■ Short problem:
Make an exact copy of the lines below.

>>>>>

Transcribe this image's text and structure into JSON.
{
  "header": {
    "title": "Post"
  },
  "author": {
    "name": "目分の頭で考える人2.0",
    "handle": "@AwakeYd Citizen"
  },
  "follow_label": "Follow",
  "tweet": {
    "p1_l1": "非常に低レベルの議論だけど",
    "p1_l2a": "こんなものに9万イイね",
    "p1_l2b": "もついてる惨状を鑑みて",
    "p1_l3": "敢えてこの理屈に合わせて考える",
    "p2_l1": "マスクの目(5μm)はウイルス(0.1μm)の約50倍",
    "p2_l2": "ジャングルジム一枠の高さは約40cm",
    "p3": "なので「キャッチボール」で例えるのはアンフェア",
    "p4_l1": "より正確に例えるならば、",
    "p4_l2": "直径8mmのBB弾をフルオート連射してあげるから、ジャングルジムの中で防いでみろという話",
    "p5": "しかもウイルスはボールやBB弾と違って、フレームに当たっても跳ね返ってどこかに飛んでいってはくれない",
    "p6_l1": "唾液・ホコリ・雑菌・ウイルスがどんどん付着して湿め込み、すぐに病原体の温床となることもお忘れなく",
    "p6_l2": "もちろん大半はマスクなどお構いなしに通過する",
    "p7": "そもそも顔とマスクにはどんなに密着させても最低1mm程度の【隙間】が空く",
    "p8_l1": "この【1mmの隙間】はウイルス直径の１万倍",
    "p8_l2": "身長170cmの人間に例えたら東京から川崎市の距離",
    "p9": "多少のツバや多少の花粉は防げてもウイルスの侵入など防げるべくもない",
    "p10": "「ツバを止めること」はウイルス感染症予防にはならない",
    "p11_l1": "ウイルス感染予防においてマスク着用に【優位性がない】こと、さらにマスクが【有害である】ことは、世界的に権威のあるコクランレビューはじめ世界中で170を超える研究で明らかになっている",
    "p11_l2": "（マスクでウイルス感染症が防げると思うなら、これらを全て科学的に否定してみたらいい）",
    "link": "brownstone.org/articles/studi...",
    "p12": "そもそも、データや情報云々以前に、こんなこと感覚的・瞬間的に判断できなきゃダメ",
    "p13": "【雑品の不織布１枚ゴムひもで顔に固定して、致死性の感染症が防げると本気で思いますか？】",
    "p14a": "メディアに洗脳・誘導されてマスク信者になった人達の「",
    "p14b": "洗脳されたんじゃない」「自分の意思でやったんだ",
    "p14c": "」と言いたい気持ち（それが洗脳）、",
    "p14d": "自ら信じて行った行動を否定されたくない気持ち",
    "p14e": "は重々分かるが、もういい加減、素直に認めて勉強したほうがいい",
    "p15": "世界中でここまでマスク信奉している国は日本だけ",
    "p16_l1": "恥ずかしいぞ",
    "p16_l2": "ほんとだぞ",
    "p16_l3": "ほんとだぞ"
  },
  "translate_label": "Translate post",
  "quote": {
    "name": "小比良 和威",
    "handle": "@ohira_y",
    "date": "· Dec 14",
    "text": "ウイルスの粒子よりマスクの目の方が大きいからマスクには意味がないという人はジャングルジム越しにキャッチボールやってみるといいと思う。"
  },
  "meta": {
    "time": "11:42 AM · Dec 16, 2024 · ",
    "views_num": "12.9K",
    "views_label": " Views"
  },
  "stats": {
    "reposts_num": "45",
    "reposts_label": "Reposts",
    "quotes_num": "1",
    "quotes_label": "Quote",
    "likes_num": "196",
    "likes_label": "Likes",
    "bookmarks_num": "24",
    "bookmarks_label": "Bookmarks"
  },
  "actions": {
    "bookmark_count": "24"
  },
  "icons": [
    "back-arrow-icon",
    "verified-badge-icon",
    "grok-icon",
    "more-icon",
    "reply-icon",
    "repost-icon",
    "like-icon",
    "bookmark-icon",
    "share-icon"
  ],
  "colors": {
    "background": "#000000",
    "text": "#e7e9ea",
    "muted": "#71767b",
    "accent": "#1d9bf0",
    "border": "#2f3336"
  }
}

<<<<<

■ Response to this exercise:
Transcribe this image's text and structure into JSON.
{
  "header": {
    "title": "Post"
  },
  "author": {
    "name": "目分の頭で考える人2.0",
    "handle": "@AwakeYd Citizen"
  },
  "follow_label": "Follow",
  "tweet": {
    "p1_l1": "非常に低レベルの議論だけど",
    "p1_l2a": "こんなものに9万イイね",
    "p1_l2b": "もついてる惨状を鑑みて",
    "p1_l3": "敢えてこの理屈に合わせて考える",
    "p2_l1": "マスクの目(5μm)はウイルス(0.1μm)の約50倍",
    "p2_l2": "ジャングルジム一枠の高さは約40cm",
    "p3": "なので「キャッチボール」で例えるのはアンフェア",
    "p4_l1": "より正確に例えるならば、",
    "p4_l2": "直径8mmのBB弾をフルオート連射してあげるから、ジャングルジムの中で防いでみろという話",
    "p5": "しかもウイルスはボールやBB弾と違って、フレームに当たっても跳ね返ってどこかに飛んでいってはくれない",
    "p6_l1": "唾液・ホコリ・雑菌・ウイルスがどんどん付着して湿め込み、すぐに病原体の温床となることもお忘れなく",
    "p6_l2": "もちろん大半はマスクなどお構いなしに通過する",
    "p7": "そもそも顔とマスクにはどんなに密着させても最低1mm程度の【隙間】が空く",
    "p8_l1": "この【1mmの隙間】はウイルス直径の１万倍",
    "p8_l2": "身長170cmの人間に例えたら東京から川崎市の距離",
    "p9": "多少のツバや多少の花粉は防げてもウイルスの侵入など防げるべくもない",
    "p10": "「ツバを止めること」はウイルス感染症予防にはならない",
    "p11_l1": "ウイルス感染予防においてマスク着用に【優位性がない】こと、さらにマスクが【有害である】ことは、世界的に権威のあるコクランレビューはじめ世界中で170を超える研究で明らかになっている",
    "p11_l2": "（マスクでウイルス感染症が防げると思うなら、これらを全て科学的に否定してみたらいい）",
    "link": "brownstone.org/articles/studi...",
    "p12": "そもそも、データや情報云々以前に、こんなこと感覚的・瞬間的に判断できなきゃダメ",
    "p13": "【雑品の不織布１枚ゴムひもで顔に固定して、致死性の感染症が防げると本気で思いますか？】",
    "p14a": "メディアに洗脳・誘導されてマスク信者になった人達の「",
    "p14b": "洗脳されたんじゃない」「自分の意思でやったんだ",
    "p14c": "」と言いたい気持ち（それが洗脳）、",
    "p14d": "自ら信じて行った行動を否定されたくない気持ち",
    "p14e": "は重々分かるが、もういい加減、素直に認めて勉強したほうがいい",
    "p15": "世界中でここまでマスク信奉している国は日本だけ",
    "p16_l1": "恥ずかしいぞ",
    "p16_l2": "ほんとだぞ",
    "p16_l3": "ほんとだぞ"
  },
  "translate_label": "Translate post",
  "quote": {
    "name": "小比良 和威",
    "handle": "@ohira_y",
    "date": "· Dec 14",
    "text": "ウイルスの粒子よりマスクの目の方が大きいからマスクには意味がないという人はジャングルジム越しにキャッチボールやってみるといいと思う。"
  },
  "meta": {
    "time": "11:42 AM · Dec 16, 2024 · ",
    "views_num": "12.9K",
    "views_label": " Views"
  },
  "stats": {
    "reposts_num": "45",
    "reposts_label": "Reposts",
    "quotes_num": "1",
    "quotes_label": "Quote",
    "likes_num": "196",
    "likes_label": "Likes",
    "bookmarks_num": "24",
    "bookmarks_label": "Bookmarks"
  },
  "actions": {
    "bookmark_count": "24"
  },
  "icons": [
    "back-arrow-icon",
    "verified-badge-icon",
    "grok-icon",
    "more-icon",
    "reply-icon",
    "repost-icon",
    "like-icon",
    "bookmark-icon",
    "share-icon"
  ],
  "colors": {
    "background": "#000000",
    "text": "#e7e9ea",
    "muted": "#71767b",
    "accent": "#1d9bf0",
    "border": "#2f3336"
  }
}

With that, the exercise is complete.